> **Dataset records**:
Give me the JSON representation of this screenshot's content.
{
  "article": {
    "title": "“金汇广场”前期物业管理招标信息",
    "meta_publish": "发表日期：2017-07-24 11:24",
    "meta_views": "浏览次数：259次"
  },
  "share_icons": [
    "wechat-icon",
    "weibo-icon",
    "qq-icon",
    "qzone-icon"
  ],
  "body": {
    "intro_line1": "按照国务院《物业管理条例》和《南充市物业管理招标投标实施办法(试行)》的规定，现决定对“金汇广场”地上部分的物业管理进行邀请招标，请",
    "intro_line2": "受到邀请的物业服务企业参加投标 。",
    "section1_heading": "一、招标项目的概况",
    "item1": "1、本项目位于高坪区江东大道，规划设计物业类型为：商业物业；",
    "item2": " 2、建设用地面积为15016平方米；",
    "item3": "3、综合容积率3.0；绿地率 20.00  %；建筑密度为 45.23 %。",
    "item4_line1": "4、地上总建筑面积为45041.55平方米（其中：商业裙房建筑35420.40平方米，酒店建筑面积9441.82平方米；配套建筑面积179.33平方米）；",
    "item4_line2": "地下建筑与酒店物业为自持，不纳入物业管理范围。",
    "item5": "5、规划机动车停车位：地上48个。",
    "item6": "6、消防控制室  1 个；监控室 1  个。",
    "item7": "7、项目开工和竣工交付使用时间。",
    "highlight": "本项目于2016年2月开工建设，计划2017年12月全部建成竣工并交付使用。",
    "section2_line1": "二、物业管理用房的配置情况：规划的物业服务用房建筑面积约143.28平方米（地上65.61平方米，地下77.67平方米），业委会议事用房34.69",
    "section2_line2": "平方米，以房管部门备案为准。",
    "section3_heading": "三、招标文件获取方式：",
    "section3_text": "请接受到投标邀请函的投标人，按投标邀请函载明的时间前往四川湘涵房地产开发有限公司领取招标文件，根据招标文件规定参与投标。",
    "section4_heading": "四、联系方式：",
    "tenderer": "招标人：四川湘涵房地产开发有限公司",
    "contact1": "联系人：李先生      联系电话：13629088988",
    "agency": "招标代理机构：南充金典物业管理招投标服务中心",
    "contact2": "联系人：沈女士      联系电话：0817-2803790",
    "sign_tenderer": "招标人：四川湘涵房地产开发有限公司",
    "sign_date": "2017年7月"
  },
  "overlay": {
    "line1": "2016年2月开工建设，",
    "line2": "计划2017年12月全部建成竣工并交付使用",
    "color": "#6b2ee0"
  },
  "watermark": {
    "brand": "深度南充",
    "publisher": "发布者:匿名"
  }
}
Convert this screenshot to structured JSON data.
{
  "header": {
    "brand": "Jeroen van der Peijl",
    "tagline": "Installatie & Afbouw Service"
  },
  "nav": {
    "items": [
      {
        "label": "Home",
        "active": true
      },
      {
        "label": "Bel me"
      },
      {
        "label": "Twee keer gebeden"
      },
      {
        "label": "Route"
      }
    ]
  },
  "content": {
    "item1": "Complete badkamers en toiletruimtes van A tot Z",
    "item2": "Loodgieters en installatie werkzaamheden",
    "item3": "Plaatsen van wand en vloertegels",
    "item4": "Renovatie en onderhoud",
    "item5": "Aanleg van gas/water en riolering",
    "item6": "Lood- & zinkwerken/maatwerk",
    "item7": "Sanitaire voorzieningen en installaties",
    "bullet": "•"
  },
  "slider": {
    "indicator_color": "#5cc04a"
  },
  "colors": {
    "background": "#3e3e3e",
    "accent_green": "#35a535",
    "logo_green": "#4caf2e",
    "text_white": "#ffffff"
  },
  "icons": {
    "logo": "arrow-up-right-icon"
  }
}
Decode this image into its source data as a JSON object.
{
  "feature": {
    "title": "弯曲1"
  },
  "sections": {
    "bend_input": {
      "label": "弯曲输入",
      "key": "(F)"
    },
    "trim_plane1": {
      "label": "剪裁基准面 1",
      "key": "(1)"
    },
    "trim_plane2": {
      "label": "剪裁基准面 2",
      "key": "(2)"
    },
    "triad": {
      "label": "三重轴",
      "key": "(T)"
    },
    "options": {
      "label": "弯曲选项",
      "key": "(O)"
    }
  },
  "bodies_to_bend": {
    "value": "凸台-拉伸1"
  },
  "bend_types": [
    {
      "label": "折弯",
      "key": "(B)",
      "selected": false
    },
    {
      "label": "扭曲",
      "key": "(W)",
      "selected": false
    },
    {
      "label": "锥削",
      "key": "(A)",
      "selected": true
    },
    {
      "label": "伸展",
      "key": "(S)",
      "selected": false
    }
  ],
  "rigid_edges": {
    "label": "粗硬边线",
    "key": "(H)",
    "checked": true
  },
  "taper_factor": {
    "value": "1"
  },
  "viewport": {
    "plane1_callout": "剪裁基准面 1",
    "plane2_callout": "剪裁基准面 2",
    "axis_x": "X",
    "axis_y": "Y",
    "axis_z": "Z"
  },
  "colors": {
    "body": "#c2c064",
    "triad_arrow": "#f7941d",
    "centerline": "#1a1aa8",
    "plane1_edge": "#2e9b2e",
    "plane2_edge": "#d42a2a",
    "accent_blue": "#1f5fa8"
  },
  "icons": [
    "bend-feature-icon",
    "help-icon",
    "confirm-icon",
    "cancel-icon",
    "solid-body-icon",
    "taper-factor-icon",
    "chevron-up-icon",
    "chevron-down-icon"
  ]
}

> **Set problem**:
Identify each line in the entries with the word "screenshot" and copy it.

> **Output of the exercise**:
Give me the JSON representation of this screenshot's content.
Convert this screenshot to structured JSON data.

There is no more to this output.